Task objective - Show every line that has the string "Franzensfeste" in it.

============

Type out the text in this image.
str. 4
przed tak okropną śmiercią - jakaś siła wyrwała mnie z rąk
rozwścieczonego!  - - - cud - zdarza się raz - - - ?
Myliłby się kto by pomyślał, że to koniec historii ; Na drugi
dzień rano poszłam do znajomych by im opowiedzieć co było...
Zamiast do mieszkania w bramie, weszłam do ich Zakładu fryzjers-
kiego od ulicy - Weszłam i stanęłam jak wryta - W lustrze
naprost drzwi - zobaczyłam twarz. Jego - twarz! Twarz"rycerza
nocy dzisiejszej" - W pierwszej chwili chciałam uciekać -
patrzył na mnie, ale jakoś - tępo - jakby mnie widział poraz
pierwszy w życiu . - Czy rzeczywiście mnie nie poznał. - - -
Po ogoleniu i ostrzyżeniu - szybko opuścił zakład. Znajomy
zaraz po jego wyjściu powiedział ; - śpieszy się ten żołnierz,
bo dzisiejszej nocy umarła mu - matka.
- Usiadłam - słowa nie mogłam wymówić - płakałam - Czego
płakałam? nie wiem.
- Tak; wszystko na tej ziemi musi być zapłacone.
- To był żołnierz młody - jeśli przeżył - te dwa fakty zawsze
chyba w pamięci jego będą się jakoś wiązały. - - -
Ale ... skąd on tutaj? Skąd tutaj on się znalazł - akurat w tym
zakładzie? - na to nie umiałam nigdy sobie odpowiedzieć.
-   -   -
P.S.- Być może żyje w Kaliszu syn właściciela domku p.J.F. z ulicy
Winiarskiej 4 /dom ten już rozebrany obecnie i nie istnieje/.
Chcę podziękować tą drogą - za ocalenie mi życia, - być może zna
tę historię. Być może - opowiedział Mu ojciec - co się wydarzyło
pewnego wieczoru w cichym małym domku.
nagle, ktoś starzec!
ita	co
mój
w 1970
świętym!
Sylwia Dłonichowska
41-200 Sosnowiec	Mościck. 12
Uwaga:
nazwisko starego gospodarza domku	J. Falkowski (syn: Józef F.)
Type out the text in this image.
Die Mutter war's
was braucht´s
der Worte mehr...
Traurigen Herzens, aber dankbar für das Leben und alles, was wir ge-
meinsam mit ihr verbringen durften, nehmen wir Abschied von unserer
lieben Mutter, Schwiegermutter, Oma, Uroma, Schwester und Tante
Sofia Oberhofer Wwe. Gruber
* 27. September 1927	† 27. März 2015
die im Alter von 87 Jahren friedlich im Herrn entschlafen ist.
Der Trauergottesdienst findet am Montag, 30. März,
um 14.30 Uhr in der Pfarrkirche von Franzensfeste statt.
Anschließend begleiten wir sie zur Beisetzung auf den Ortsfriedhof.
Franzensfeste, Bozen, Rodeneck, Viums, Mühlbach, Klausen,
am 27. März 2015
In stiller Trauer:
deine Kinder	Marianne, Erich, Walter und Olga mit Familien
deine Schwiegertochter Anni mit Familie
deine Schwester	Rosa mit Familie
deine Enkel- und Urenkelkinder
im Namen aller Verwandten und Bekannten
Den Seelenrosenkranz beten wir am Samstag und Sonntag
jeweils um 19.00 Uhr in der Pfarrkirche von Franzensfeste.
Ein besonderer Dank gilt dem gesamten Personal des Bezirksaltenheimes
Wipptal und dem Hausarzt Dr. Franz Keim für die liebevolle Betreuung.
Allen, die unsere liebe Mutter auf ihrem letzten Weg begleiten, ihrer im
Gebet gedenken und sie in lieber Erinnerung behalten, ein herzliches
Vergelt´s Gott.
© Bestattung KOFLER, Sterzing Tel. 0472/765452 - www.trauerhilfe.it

============

Result -
um 14.30 Uhr in der Pfarrkirche von Franzensfeste statt.
Franzensfeste, Bozen, Rodeneck, Viums, Mühlbach, Klausen,
jeweils um 19.00 Uhr in der Pfarrkirche von Franzensfeste.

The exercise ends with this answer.